Copy the data below exactly.

Supplied material ->
——————
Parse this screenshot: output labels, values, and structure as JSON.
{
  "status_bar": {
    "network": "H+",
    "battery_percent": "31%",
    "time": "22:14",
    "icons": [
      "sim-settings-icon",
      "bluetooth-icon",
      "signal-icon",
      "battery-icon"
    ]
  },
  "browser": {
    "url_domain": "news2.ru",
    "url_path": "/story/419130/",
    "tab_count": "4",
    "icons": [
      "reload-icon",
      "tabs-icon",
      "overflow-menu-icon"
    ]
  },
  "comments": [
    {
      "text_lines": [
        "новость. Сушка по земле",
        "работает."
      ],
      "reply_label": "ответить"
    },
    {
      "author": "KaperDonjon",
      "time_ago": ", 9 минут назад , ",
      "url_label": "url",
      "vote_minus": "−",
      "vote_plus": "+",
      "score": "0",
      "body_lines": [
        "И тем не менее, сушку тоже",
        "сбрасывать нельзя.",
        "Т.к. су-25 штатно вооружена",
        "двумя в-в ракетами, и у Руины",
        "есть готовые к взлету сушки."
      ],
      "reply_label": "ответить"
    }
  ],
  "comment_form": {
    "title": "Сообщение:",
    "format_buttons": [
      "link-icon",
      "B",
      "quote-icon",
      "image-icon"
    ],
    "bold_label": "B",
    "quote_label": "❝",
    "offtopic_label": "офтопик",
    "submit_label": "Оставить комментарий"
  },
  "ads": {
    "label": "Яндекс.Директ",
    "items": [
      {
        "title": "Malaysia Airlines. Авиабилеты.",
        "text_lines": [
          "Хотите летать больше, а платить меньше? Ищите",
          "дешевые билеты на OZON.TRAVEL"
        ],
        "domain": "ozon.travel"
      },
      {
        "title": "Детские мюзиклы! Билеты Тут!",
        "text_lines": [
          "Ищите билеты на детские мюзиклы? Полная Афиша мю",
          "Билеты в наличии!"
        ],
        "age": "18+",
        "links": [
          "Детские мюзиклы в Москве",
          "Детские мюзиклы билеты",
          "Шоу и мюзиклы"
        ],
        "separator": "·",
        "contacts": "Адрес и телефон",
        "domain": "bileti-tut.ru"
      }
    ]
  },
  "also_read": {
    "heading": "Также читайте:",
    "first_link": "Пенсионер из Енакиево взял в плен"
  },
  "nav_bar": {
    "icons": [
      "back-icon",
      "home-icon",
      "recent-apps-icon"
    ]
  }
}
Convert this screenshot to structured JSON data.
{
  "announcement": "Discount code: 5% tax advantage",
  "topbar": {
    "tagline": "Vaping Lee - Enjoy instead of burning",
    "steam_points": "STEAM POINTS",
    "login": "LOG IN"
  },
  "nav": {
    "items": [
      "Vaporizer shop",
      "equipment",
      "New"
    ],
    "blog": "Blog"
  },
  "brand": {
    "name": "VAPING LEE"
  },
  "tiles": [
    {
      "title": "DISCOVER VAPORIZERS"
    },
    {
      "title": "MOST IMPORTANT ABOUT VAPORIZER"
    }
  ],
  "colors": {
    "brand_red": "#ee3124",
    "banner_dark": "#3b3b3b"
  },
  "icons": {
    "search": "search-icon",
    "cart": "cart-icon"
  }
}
——————
Correct result ->
Parse this screenshot: output labels, values, and structure as JSON.
{
  "status_bar": {
    "network": "H+",
    "battery_percent": "31%",
    "time": "22:14",
    "icons": [
      "sim-settings-icon",
      "bluetooth-icon",
      "signal-icon",
      "battery-icon"
    ]
  },
  "browser": {
    "url_domain": "news2.ru",
    "url_path": "/story/419130/",
    "tab_count": "4",
    "icons": [
      "reload-icon",
      "tabs-icon",
      "overflow-menu-icon"
    ]
  },
  "comments": [
    {
      "text_lines": [
        "новость. Сушка по земле",
        "работает."
      ],
      "reply_label": "ответить"
    },
    {
      "author": "KaperDonjon",
      "time_ago": ", 9 минут назад , ",
      "url_label": "url",
      "vote_minus": "−",
      "vote_plus": "+",
      "score": "0",
      "body_lines": [
        "И тем не менее, сушку тоже",
        "сбрасывать нельзя.",
        "Т.к. су-25 штатно вооружена",
        "двумя в-в ракетами, и у Руины",
        "есть готовые к взлету сушки."
      ],
      "reply_label": "ответить"
    }
  ],
  "comment_form": {
    "title": "Сообщение:",
    "format_buttons": [
      "link-icon",
      "B",
      "quote-icon",
      "image-icon"
    ],
    "bold_label": "B",
    "quote_label": "❝",
    "offtopic_label": "офтопик",
    "submit_label": "Оставить комментарий"
  },
  "ads": {
    "label": "Яндекс.Директ",
    "items": [
      {
        "title": "Malaysia Airlines. Авиабилеты.",
        "text_lines": [
          "Хотите летать больше, а платить меньше? Ищите",
          "дешевые билеты на OZON.TRAVEL"
        ],
        "domain": "ozon.travel"
      },
      {
        "title": "Детские мюзиклы! Билеты Тут!",
        "text_lines": [
          "Ищите билеты на детские мюзиклы? Полная Афиша мю",
          "Билеты в наличии!"
        ],
        "age": "18+",
        "links": [
          "Детские мюзиклы в Москве",
          "Детские мюзиклы билеты",
          "Шоу и мюзиклы"
        ],
        "separator": "·",
        "contacts": "Адрес и телефон",
        "domain": "bileti-tut.ru"
      }
    ]
  },
  "also_read": {
    "heading": "Также читайте:",
    "first_link": "Пенсионер из Енакиево взял в плен"
  },
  "nav_bar": {
    "icons": [
      "back-icon",
      "home-icon",
      "recent-apps-icon"
    ]
  }
}
Convert this screenshot to structured JSON data.
{
  "announcement": "Discount code: 5% tax advantage",
  "topbar": {
    "tagline": "Vaping Lee - Enjoy instead of burning",
    "steam_points": "STEAM POINTS",
    "login": "LOG IN"
  },
  "nav": {
    "items": [
      "Vaporizer shop",
      "equipment",
      "New"
    ],
    "blog": "Blog"
  },
  "brand": {
    "name": "VAPING LEE"
  },
  "tiles": [
    {
      "title": "DISCOVER VAPORIZERS"
    },
    {
      "title": "MOST IMPORTANT ABOUT VAPORIZER"
    }
  ],
  "colors": {
    "brand_red": "#ee3124",
    "banner_dark": "#3b3b3b"
  },
  "icons": {
    "search": "search-icon",
    "cart": "cart-icon"
  }
}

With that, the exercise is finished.